"""

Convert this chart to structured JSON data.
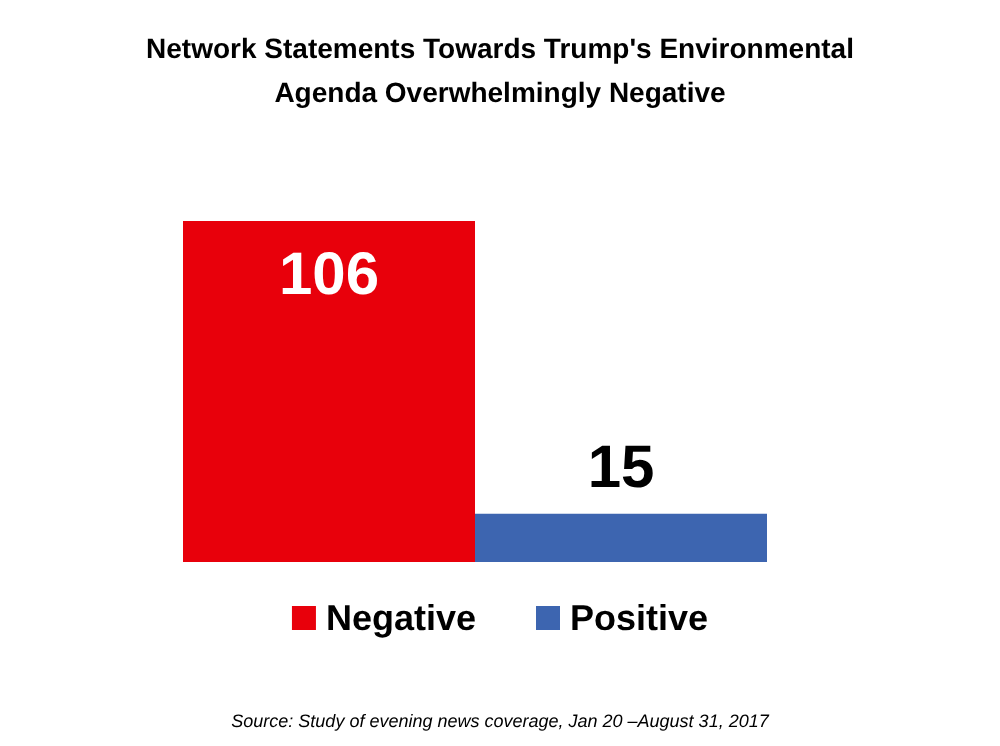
{
  "chart_data": {
    "type": "bar",
    "title": "Network Statements Towards Trump's Environmental\nAgenda Overwhelmingly Negative",
    "categories": [
      null
    ],
    "series": [
      {
        "name": "Negative",
        "color": "#e8000b",
        "values": [
          106
        ]
      },
      {
        "name": "Positive",
        "color": "#3d65b0",
        "values": [
          15
        ]
      }
    ],
    "data_labels": true,
    "legend": "bottom",
    "annotations": [
      "Source: Study of evening news coverage, Jan 20 –August 31, 2017"
    ]
  }
}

"""

Goal: Omit the pictures, then output the rest of the listing exactly.

Final result:
Convert this chart to structured JSON data.
{
  "chart_data": {
    "type": "bar",
    "title": "Network Statements Towards Trump's Environmental\nAgenda Overwhelmingly Negative",
    "categories": [
      null
    ],
    "series": [
      {
        "name": "Negative",
        "color": "#e8000b",
        "values": [
          106
        ]
      },
      {
        "name": "Positive",
        "color": "#3d65b0",
        "values": [
          15
        ]
      }
    ],
    "data_labels": true,
    "legend": "bottom",
    "annotations": [
      "Source: Study of evening news coverage, Jan 20 –August 31, 2017"
    ]
  }
}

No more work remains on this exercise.